What to produce:
In the material below, list every line carrying the string "alien".

○ ○ ○ ○ ○ ○ ○

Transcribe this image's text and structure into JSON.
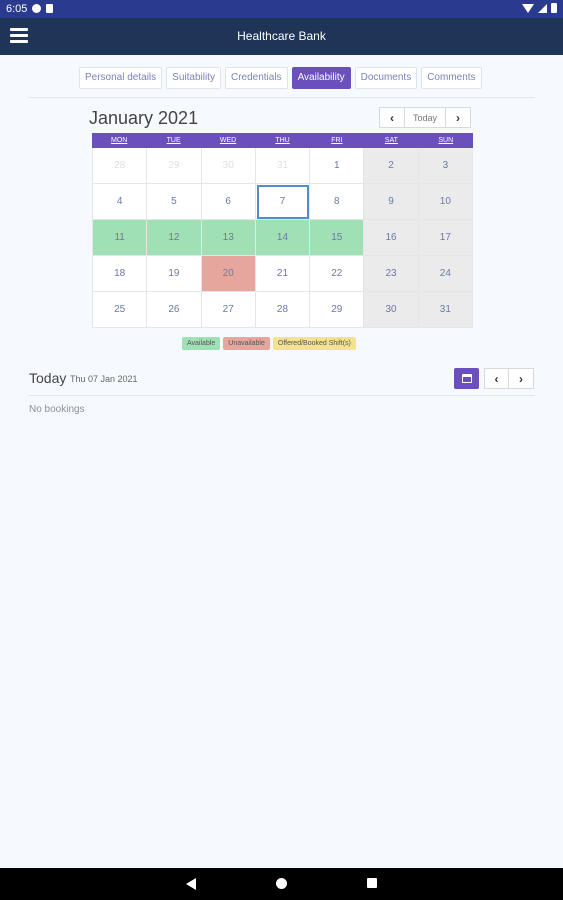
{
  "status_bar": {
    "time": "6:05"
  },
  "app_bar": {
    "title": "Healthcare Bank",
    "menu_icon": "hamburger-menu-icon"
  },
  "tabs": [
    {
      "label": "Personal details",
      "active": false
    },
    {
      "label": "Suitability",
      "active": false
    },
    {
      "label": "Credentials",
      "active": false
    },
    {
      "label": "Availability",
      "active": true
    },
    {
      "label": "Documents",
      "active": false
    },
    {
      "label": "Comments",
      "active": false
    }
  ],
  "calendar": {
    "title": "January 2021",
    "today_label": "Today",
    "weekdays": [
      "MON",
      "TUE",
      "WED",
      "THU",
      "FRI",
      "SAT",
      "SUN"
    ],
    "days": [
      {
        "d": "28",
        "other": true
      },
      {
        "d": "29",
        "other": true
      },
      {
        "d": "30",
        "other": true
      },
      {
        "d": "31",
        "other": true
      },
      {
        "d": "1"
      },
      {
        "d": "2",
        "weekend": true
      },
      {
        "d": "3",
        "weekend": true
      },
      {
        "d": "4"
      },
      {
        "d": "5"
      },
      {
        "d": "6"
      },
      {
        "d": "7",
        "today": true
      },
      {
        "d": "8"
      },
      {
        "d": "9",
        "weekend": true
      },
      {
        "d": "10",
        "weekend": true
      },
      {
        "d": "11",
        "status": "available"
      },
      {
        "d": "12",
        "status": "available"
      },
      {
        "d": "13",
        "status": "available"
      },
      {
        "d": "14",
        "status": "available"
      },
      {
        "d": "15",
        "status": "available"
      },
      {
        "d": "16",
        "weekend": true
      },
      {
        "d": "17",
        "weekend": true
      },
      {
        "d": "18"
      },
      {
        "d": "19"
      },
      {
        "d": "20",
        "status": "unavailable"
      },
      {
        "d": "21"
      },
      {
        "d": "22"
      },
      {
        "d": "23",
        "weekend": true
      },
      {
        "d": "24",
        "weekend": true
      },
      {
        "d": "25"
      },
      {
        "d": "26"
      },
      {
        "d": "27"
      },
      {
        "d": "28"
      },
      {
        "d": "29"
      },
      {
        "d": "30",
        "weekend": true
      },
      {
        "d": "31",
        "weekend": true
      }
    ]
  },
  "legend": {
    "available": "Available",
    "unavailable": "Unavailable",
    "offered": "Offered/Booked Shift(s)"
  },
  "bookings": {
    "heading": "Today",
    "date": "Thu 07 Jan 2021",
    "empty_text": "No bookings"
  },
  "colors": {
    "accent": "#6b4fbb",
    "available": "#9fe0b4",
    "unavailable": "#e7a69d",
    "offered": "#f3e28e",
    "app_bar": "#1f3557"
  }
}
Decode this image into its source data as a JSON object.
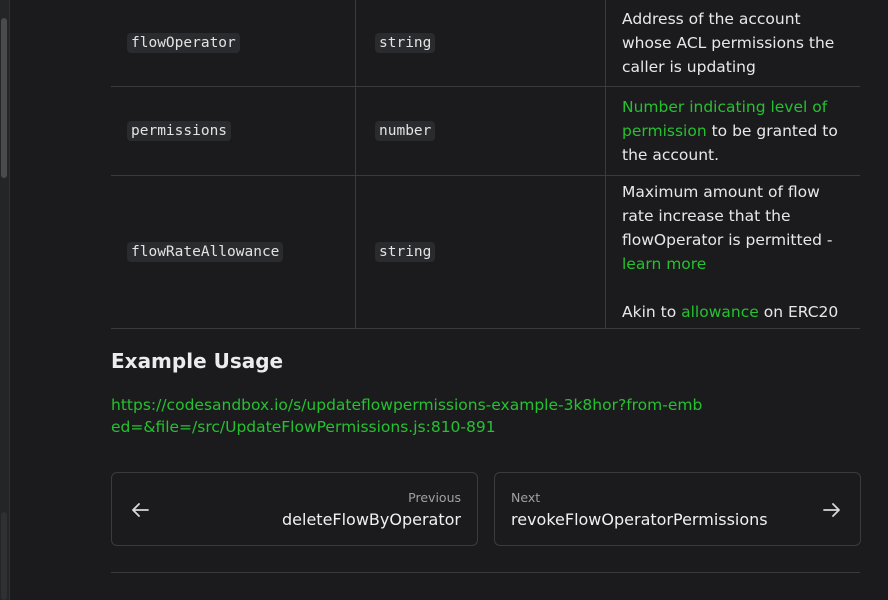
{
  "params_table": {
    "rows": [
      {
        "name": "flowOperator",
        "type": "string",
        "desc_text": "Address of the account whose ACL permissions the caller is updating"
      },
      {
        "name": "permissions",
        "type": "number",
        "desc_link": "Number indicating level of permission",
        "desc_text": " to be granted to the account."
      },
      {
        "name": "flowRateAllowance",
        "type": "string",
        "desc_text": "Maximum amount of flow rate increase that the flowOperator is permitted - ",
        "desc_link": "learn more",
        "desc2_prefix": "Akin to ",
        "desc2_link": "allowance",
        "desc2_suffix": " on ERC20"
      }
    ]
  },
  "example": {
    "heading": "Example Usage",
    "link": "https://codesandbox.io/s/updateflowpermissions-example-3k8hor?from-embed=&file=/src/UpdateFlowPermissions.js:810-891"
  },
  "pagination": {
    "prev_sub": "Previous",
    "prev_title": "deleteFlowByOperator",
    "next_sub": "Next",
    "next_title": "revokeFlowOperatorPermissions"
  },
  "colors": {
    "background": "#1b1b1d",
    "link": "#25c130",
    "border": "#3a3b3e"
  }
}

○ ○ ○ ○ ○ ○ ○

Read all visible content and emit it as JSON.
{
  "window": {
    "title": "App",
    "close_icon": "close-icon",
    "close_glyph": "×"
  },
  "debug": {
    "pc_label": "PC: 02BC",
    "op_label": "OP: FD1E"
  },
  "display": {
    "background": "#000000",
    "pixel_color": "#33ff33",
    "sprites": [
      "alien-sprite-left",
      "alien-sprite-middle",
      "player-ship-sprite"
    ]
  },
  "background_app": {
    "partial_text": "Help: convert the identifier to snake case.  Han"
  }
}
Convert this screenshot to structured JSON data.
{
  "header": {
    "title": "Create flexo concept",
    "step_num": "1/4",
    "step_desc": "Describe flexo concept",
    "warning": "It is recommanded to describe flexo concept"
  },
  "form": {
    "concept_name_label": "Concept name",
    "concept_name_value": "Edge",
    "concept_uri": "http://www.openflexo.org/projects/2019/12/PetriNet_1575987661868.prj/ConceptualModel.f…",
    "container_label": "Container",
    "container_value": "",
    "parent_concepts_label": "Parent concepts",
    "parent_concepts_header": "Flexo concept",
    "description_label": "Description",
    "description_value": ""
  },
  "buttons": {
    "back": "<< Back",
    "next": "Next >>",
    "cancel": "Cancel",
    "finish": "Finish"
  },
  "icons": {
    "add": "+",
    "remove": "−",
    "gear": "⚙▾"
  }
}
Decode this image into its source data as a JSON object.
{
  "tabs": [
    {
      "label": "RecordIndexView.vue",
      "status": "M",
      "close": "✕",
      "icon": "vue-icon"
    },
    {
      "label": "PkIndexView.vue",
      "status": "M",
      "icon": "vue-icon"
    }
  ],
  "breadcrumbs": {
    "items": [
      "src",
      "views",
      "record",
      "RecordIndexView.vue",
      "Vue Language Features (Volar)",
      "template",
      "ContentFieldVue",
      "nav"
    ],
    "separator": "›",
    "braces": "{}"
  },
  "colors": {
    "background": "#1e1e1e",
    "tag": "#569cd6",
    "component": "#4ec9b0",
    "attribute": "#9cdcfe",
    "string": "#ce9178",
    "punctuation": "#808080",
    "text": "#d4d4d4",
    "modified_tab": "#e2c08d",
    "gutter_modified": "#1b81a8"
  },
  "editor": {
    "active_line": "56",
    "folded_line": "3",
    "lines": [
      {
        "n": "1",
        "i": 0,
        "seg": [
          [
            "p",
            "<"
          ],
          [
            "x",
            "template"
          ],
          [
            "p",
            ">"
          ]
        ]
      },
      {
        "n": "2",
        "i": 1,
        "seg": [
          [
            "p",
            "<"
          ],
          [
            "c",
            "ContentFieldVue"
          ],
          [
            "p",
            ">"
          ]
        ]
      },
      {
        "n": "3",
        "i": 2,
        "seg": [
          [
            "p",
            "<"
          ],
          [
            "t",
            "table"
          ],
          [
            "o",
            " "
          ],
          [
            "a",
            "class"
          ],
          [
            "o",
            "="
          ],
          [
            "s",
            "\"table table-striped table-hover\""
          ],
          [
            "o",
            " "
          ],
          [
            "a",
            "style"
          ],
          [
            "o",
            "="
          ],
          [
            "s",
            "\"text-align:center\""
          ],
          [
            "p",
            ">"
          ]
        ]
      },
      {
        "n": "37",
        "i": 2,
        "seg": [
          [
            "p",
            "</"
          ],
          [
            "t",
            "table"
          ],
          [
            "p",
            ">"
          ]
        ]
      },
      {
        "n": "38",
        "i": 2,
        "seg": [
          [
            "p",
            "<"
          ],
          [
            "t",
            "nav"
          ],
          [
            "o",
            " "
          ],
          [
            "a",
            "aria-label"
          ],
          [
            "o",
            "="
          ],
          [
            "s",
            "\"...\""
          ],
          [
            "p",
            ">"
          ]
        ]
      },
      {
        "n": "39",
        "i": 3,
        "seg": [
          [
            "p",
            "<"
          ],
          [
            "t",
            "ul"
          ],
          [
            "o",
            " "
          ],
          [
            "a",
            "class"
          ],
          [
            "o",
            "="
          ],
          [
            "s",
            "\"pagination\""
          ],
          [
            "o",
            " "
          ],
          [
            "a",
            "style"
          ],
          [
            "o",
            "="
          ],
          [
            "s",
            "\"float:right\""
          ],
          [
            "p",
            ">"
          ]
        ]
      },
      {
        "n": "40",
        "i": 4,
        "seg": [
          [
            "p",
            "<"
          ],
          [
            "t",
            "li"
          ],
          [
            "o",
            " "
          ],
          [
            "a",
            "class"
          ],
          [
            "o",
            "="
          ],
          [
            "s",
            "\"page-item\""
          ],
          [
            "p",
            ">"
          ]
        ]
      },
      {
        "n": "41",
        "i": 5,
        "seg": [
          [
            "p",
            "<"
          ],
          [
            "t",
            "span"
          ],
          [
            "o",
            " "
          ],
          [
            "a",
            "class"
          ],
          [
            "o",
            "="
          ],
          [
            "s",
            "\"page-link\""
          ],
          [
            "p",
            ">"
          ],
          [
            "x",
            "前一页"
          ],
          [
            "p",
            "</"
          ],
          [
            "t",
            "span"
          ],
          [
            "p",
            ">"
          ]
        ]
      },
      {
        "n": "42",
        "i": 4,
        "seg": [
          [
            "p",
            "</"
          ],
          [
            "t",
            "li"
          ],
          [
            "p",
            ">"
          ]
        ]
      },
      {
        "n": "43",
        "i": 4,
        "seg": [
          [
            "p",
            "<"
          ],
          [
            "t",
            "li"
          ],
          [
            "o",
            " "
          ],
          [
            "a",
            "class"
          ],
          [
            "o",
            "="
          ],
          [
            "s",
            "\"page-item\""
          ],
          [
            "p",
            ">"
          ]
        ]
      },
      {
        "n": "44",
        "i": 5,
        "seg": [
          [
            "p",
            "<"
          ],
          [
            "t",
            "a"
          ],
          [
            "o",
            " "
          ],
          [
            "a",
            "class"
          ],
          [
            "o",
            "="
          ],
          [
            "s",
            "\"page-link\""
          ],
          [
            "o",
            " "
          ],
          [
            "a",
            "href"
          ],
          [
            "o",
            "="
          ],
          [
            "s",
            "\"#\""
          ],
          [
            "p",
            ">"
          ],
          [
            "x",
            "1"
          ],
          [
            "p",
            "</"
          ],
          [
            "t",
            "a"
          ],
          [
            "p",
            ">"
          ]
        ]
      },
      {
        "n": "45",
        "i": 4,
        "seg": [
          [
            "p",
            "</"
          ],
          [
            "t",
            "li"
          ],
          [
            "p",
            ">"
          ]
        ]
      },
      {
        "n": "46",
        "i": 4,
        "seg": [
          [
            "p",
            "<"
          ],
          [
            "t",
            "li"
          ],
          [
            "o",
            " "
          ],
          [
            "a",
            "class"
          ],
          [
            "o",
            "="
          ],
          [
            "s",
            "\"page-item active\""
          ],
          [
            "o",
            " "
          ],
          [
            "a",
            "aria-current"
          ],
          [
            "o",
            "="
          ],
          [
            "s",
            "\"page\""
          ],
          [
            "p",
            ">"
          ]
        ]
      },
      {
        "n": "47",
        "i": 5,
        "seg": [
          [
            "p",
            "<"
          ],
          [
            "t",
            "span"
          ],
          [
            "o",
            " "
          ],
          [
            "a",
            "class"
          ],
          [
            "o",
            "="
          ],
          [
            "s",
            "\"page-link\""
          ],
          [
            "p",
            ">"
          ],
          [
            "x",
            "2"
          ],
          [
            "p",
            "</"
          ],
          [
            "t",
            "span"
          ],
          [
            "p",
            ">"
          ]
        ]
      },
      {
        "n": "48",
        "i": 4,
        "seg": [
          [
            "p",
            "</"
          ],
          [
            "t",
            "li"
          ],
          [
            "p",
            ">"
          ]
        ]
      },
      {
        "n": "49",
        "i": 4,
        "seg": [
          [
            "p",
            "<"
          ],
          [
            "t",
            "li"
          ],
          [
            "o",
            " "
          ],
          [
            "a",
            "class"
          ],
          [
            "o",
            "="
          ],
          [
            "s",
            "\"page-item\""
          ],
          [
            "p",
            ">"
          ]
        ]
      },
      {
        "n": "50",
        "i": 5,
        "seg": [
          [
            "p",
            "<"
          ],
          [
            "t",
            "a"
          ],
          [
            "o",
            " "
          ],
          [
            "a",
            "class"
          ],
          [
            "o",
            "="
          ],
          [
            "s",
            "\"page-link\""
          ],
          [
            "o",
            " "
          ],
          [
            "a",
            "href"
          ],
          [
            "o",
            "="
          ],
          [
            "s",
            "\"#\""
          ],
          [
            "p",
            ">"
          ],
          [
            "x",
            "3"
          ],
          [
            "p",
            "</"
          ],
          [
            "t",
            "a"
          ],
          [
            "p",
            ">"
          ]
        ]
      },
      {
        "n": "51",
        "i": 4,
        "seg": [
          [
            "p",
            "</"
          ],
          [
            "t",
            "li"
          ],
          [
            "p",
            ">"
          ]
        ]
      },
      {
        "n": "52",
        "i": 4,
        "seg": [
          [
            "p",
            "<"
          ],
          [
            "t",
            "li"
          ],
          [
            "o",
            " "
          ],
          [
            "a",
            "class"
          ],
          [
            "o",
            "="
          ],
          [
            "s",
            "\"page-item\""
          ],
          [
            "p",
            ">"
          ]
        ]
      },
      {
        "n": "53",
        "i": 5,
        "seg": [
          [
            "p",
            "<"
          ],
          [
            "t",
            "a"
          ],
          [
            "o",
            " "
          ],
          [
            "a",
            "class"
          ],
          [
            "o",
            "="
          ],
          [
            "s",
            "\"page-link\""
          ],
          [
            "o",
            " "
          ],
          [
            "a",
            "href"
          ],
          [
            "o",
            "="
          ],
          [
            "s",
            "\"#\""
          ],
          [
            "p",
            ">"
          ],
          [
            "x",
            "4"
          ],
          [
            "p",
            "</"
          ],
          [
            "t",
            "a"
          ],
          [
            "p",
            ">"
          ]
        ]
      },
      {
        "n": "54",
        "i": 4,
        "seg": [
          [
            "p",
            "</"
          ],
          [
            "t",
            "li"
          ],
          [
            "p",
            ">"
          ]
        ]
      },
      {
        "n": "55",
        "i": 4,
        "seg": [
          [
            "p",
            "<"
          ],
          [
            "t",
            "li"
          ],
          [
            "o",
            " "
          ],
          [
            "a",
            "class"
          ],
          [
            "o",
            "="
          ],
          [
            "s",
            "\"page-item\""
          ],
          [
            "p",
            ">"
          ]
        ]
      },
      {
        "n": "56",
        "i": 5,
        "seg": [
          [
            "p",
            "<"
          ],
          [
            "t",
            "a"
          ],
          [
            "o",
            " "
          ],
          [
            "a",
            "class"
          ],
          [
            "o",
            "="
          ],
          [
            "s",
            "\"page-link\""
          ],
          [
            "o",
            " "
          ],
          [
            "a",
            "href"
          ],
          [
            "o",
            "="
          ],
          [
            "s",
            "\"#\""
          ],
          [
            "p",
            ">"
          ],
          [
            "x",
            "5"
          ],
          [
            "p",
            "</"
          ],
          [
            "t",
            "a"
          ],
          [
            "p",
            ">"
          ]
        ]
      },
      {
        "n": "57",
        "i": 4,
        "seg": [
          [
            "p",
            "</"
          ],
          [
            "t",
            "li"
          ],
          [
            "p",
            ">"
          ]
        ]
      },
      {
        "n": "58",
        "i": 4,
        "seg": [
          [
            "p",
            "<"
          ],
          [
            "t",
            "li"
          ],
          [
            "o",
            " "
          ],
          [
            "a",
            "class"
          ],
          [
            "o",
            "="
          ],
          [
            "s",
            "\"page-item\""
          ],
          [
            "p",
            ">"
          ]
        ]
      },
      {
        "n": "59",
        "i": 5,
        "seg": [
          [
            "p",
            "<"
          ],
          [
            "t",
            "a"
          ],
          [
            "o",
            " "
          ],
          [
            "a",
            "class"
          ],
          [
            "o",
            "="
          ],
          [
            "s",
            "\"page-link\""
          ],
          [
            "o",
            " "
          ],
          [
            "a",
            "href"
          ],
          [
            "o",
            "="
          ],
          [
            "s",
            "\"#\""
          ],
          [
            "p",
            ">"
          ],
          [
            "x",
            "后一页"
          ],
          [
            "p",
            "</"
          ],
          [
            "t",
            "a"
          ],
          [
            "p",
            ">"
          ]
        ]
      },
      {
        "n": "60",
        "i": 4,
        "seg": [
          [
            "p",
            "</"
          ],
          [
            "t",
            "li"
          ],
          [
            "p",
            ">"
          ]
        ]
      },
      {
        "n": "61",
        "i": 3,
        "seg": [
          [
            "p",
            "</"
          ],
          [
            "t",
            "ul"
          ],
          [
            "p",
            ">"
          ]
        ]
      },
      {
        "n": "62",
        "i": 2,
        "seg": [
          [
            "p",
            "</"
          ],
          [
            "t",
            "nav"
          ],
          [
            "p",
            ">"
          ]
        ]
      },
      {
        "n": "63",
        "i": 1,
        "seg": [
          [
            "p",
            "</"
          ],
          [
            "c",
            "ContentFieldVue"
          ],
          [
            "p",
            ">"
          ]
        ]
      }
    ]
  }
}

○ ○ ○ ○ ○ ○ ○

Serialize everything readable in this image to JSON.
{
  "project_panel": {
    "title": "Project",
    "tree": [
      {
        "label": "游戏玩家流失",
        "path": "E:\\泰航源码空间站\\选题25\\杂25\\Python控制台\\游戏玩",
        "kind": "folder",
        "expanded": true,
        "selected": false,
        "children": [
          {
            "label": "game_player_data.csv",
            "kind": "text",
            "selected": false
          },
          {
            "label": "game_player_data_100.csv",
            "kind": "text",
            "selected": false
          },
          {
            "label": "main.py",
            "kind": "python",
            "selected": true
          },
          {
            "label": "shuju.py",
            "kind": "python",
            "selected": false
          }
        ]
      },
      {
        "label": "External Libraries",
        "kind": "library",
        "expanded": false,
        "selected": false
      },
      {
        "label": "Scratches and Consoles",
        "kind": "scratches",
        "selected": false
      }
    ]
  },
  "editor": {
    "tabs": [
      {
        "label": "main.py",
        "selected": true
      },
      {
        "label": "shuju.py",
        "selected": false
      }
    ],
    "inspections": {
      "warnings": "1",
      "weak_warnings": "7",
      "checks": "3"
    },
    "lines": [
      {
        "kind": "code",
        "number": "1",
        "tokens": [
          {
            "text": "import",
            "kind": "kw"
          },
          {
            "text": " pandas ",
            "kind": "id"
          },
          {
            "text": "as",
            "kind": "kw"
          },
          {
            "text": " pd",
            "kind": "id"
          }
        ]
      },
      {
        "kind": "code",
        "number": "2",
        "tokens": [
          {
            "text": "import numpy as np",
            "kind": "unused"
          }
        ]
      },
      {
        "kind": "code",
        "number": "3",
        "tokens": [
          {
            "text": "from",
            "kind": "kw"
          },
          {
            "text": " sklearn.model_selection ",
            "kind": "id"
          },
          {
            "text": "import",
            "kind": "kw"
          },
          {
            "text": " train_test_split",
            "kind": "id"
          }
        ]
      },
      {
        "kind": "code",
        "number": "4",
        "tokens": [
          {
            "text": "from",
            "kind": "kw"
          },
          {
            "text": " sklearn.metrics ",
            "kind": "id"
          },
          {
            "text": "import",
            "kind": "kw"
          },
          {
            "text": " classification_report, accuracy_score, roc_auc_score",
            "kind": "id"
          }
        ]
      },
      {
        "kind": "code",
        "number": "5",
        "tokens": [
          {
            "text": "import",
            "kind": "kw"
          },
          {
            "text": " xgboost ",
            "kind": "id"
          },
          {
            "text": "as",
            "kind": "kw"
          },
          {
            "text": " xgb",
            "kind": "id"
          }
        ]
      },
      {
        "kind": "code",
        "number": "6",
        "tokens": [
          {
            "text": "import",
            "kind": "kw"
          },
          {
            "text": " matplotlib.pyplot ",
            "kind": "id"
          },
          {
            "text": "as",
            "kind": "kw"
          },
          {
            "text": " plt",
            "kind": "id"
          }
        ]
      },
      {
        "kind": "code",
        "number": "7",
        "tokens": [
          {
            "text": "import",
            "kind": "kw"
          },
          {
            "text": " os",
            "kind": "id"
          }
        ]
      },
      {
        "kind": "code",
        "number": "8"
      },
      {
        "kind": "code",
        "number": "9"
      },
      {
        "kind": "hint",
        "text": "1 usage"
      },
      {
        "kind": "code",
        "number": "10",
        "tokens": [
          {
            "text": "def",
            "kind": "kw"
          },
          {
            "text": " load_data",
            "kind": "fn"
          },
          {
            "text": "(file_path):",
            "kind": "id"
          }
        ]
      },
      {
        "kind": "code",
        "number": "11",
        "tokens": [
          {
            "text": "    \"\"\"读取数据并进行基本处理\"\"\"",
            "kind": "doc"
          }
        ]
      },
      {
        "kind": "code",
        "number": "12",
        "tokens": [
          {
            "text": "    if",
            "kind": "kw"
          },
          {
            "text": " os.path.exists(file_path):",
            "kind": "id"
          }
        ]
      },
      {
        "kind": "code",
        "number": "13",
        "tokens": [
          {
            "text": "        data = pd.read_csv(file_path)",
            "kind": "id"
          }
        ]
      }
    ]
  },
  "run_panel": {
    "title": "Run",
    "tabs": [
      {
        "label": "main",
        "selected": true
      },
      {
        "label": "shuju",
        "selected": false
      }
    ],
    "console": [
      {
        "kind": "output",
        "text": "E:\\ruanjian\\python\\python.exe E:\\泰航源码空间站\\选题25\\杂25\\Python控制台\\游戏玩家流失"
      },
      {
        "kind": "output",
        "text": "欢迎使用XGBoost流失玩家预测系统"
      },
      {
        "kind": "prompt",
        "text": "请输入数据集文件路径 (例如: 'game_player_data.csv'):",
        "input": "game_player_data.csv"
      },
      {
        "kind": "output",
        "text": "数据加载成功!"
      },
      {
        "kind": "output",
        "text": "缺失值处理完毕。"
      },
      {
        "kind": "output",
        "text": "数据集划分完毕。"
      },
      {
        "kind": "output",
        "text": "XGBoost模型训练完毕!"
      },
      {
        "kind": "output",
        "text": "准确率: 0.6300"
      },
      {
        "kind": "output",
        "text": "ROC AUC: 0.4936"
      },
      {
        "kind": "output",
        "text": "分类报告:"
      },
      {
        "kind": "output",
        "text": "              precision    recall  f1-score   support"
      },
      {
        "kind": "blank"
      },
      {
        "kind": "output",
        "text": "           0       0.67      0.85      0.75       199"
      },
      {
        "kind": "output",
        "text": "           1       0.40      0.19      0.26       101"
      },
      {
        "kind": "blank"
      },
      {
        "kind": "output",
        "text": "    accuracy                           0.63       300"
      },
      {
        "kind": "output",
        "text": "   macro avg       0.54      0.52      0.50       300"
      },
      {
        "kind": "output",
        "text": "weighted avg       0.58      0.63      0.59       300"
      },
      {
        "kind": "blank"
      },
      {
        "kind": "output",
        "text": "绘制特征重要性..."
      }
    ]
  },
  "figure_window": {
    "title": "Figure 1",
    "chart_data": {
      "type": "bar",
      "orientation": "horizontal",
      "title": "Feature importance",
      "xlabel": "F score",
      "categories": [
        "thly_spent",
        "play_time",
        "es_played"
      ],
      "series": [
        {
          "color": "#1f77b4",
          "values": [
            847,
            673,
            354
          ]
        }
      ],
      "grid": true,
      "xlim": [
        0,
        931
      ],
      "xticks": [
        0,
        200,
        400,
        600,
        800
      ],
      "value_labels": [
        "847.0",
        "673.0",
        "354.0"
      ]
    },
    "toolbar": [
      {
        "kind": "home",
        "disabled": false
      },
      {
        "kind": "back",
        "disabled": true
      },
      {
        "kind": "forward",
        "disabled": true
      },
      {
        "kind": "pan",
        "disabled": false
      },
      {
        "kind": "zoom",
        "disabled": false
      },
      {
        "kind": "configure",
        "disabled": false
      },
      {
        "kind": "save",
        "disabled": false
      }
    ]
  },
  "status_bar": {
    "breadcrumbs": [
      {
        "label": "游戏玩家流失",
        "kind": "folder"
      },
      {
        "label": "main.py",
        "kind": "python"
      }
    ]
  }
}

○ ○ ○ ○ ○ ○ ○

Answer below:
      "alien-sprite-left",
      "alien-sprite-middle",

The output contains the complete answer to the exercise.